RECORDS PROVIDED:
........

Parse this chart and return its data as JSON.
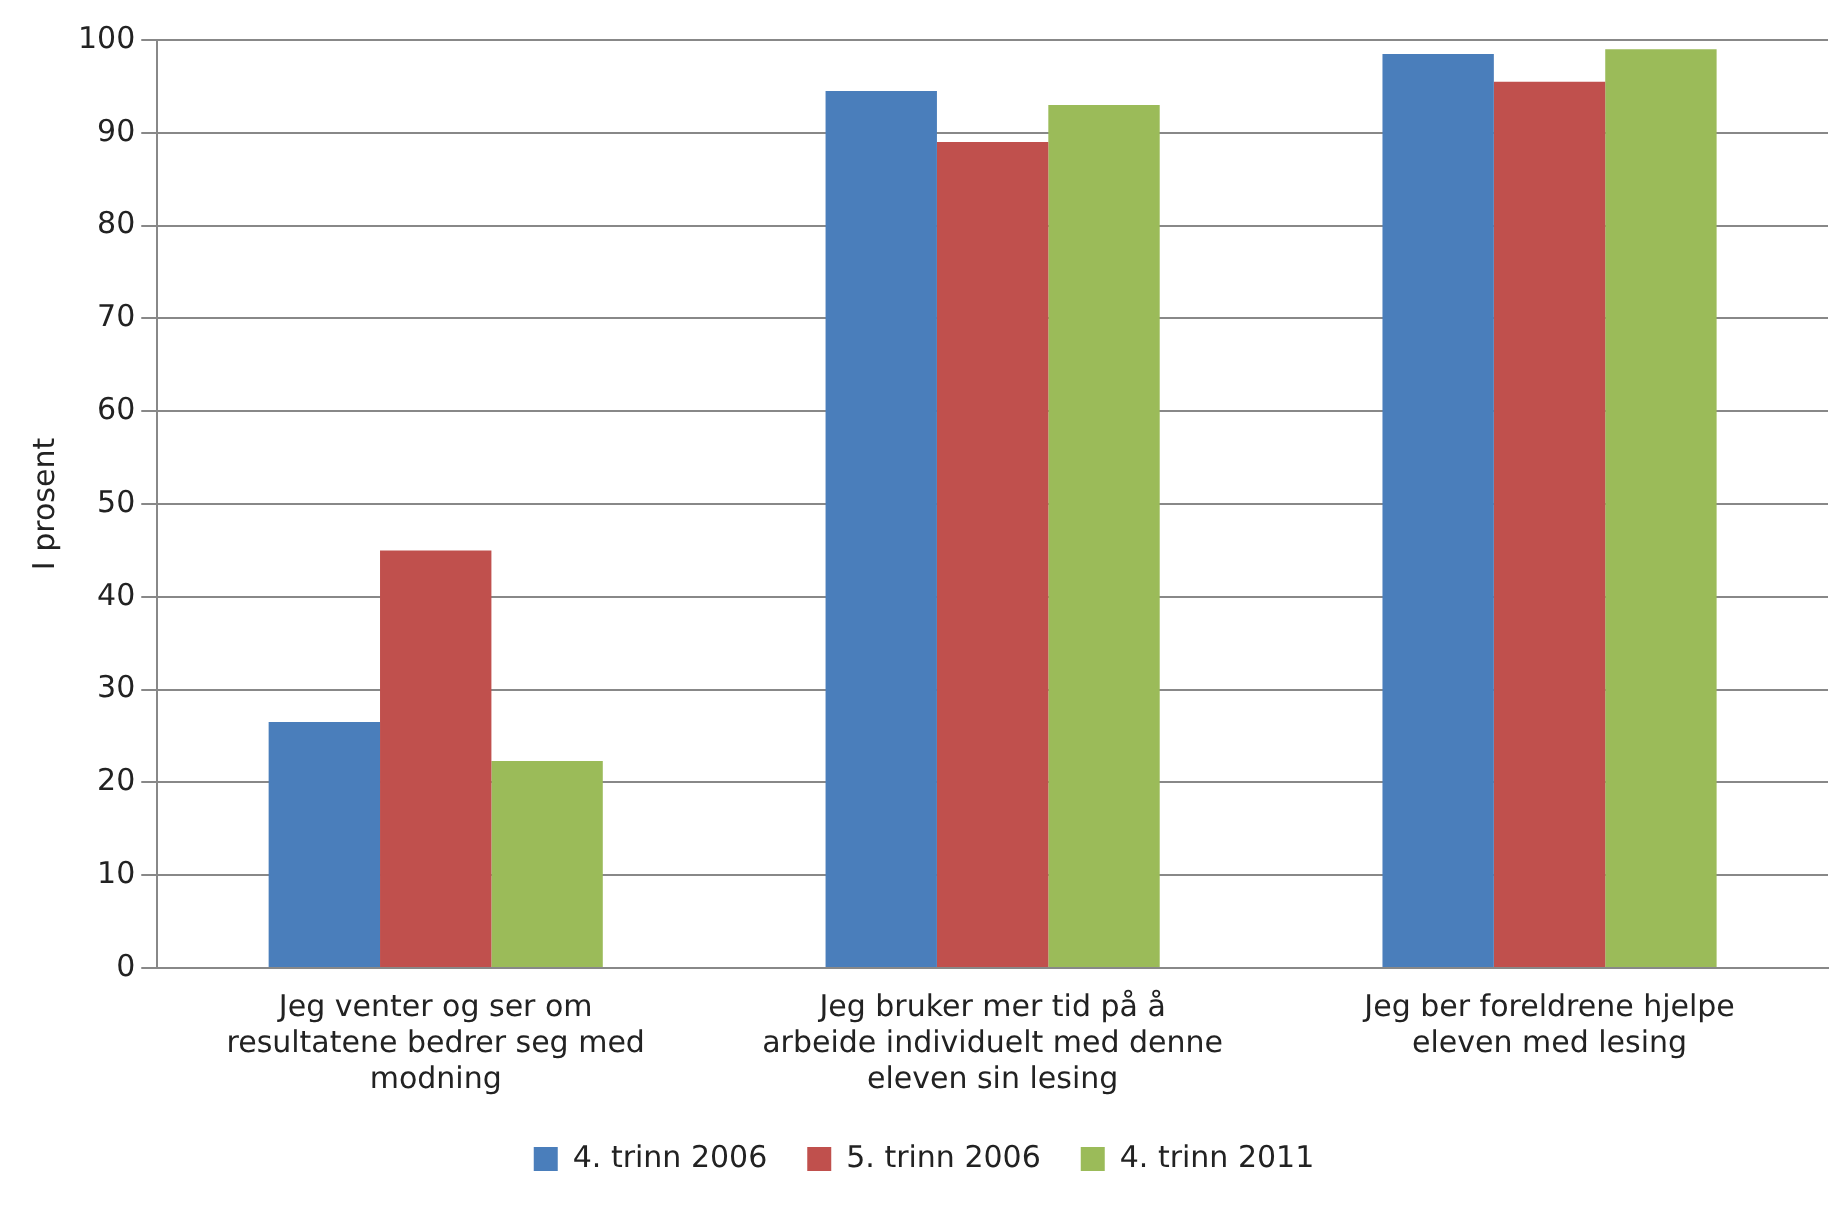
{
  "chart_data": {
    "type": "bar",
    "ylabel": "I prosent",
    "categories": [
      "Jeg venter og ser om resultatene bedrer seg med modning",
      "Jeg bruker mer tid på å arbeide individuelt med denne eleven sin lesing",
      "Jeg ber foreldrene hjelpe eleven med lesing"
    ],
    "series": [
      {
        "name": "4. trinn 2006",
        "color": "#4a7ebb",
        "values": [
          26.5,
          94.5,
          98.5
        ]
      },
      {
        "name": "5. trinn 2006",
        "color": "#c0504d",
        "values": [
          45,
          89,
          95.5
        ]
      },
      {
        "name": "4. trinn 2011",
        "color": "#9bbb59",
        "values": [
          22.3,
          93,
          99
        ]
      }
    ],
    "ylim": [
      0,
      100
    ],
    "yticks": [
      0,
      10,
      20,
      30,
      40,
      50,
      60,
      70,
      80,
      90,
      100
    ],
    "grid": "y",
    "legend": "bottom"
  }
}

........

WHAT YOU NEED TO DO:
Write the lines above out again exactly, without any of their pictures.

OUTPUT:
Parse this chart and return its data as JSON.
{
  "chart_data": {
    "type": "bar",
    "ylabel": "I prosent",
    "categories": [
      "Jeg venter og ser om resultatene bedrer seg med modning",
      "Jeg bruker mer tid på å arbeide individuelt med denne eleven sin lesing",
      "Jeg ber foreldrene hjelpe eleven med lesing"
    ],
    "series": [
      {
        "name": "4. trinn 2006",
        "color": "#4a7ebb",
        "values": [
          26.5,
          94.5,
          98.5
        ]
      },
      {
        "name": "5. trinn 2006",
        "color": "#c0504d",
        "values": [
          45,
          89,
          95.5
        ]
      },
      {
        "name": "4. trinn 2011",
        "color": "#9bbb59",
        "values": [
          22.3,
          93,
          99
        ]
      }
    ],
    "ylim": [
      0,
      100
    ],
    "yticks": [
      0,
      10,
      20,
      30,
      40,
      50,
      60,
      70,
      80,
      90,
      100
    ],
    "grid": "y",
    "legend": "bottom"
  }
}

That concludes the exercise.